Pick out each line containing the string "label" and copy it.

(A block of data)
****************
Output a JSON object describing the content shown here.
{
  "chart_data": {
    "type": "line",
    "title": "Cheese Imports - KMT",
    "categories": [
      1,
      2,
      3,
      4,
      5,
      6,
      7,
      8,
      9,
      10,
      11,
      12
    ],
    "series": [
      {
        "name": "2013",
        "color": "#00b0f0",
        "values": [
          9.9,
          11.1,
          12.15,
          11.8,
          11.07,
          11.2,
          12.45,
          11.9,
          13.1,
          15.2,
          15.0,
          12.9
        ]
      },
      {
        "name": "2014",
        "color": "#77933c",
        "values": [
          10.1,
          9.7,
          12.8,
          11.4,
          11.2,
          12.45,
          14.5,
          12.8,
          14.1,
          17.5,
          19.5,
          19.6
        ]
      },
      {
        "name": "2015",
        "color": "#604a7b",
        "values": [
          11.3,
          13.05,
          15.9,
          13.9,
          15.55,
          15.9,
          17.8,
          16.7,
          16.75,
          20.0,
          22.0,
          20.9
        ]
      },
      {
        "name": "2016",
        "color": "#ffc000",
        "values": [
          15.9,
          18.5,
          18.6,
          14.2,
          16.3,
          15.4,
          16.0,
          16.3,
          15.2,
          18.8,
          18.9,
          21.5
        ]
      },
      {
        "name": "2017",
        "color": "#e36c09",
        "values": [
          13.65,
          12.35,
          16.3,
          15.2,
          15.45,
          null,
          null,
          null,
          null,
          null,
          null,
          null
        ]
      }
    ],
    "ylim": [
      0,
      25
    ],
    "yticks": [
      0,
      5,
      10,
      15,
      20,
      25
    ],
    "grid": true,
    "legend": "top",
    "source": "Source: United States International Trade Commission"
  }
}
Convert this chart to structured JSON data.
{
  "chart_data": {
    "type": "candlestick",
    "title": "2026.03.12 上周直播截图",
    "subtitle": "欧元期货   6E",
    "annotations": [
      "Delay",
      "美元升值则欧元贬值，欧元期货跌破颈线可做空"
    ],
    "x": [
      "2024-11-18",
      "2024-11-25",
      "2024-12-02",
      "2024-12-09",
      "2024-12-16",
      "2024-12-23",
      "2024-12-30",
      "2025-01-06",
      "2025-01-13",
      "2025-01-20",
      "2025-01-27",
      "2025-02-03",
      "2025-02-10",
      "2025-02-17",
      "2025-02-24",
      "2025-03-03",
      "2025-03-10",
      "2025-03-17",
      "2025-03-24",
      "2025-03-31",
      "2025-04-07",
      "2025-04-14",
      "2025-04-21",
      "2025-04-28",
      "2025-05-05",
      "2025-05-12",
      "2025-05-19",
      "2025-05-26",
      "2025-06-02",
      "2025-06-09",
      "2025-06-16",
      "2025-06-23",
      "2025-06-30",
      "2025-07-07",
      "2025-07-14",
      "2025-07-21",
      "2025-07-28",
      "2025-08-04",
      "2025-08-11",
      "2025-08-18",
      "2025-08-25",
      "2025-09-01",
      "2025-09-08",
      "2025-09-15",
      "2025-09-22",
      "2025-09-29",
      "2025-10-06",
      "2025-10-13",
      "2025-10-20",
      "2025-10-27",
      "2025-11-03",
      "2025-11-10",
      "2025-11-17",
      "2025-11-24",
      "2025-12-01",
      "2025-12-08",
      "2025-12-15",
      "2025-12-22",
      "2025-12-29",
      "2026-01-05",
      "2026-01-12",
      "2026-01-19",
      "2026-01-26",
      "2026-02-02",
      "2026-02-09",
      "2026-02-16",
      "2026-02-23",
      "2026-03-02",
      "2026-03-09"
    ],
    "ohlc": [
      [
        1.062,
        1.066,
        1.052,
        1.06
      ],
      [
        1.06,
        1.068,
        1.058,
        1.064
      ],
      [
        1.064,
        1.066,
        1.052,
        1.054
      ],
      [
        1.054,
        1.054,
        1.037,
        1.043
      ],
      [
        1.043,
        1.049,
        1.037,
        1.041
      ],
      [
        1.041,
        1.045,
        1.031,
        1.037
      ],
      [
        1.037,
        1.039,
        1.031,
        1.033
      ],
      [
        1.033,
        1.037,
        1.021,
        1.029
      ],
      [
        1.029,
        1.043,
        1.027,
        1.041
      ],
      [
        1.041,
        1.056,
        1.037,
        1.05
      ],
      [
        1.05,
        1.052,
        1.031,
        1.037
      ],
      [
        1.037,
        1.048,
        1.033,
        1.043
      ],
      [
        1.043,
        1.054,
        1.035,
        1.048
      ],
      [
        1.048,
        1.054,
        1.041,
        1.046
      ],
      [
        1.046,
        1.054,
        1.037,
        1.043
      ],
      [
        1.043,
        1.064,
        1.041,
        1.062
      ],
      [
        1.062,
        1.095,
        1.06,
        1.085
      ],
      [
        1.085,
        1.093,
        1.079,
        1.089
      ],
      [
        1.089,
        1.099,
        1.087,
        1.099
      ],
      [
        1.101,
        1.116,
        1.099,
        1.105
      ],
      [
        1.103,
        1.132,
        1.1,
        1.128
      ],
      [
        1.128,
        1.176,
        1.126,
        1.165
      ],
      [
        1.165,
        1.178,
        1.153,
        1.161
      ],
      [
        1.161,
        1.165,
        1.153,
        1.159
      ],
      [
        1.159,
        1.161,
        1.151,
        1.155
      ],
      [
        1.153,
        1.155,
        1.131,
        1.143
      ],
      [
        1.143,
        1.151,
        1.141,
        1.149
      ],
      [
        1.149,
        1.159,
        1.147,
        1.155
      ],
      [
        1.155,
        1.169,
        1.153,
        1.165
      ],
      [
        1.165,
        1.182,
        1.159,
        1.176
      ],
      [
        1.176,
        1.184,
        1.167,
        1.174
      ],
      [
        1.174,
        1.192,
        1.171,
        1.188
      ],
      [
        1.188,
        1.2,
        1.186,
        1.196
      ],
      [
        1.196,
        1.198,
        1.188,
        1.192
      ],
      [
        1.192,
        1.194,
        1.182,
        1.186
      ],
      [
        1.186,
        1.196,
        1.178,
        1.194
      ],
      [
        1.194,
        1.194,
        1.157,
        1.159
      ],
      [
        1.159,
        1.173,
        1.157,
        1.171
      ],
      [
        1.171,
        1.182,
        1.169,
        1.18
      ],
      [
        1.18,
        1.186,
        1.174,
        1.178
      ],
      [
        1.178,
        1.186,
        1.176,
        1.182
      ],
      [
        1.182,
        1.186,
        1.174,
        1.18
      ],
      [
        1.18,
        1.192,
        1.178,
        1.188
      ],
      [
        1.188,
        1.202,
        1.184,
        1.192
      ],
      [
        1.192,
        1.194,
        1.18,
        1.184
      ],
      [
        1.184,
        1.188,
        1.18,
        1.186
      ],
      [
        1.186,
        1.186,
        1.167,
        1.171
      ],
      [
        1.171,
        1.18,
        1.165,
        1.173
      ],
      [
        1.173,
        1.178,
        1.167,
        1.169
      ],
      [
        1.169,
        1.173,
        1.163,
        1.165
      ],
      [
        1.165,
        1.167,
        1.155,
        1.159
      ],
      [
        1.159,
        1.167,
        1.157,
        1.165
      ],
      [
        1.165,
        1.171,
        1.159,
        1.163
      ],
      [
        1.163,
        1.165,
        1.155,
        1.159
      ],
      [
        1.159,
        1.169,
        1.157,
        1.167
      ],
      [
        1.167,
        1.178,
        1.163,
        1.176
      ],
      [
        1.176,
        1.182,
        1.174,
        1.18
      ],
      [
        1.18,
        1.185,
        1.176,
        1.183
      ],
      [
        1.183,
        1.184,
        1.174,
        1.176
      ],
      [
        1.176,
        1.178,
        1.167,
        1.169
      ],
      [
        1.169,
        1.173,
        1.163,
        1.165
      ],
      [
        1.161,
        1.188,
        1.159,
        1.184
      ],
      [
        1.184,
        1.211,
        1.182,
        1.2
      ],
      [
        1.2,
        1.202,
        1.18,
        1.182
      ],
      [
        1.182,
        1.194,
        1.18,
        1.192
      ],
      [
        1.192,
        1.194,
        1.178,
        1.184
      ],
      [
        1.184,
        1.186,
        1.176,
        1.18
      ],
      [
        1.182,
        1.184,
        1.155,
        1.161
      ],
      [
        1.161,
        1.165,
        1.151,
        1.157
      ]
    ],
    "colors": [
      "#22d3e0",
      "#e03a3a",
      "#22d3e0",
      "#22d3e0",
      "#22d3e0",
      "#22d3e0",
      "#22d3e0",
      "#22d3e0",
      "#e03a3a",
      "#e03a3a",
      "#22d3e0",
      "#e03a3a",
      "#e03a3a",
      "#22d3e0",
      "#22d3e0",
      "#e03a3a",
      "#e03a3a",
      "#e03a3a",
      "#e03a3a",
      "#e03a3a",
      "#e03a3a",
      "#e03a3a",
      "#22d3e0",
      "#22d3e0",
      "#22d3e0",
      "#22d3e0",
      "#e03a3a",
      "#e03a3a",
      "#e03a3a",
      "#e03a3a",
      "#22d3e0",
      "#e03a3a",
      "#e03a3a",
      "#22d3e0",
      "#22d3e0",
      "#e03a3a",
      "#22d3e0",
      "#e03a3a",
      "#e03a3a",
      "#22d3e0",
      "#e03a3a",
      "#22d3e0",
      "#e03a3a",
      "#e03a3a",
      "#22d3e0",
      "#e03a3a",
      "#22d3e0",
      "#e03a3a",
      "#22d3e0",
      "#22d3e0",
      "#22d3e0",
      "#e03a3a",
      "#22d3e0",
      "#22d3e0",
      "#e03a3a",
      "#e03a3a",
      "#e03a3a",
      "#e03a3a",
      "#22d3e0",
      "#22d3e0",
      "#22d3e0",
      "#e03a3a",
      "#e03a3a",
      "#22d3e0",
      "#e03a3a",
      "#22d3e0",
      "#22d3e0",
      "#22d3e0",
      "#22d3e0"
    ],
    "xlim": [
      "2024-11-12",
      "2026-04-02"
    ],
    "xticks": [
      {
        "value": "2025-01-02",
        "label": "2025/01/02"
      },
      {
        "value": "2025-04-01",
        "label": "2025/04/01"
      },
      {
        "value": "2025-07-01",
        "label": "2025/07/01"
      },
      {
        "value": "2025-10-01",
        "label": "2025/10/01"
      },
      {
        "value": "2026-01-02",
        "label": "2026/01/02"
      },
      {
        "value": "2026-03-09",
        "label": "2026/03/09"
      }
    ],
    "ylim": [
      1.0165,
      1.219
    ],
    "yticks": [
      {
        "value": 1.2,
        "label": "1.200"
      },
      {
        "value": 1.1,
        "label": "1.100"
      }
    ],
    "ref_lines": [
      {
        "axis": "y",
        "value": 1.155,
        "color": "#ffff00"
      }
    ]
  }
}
****************
_Output_
        "label": "2025/01/02"
        "label": "2025/04/01"
        "label": "2025/07/01"
        "label": "2025/10/01"
        "label": "2026/01/02"
        "label": "2026/03/09"
        "label": "1.200"
        "label": "1.100"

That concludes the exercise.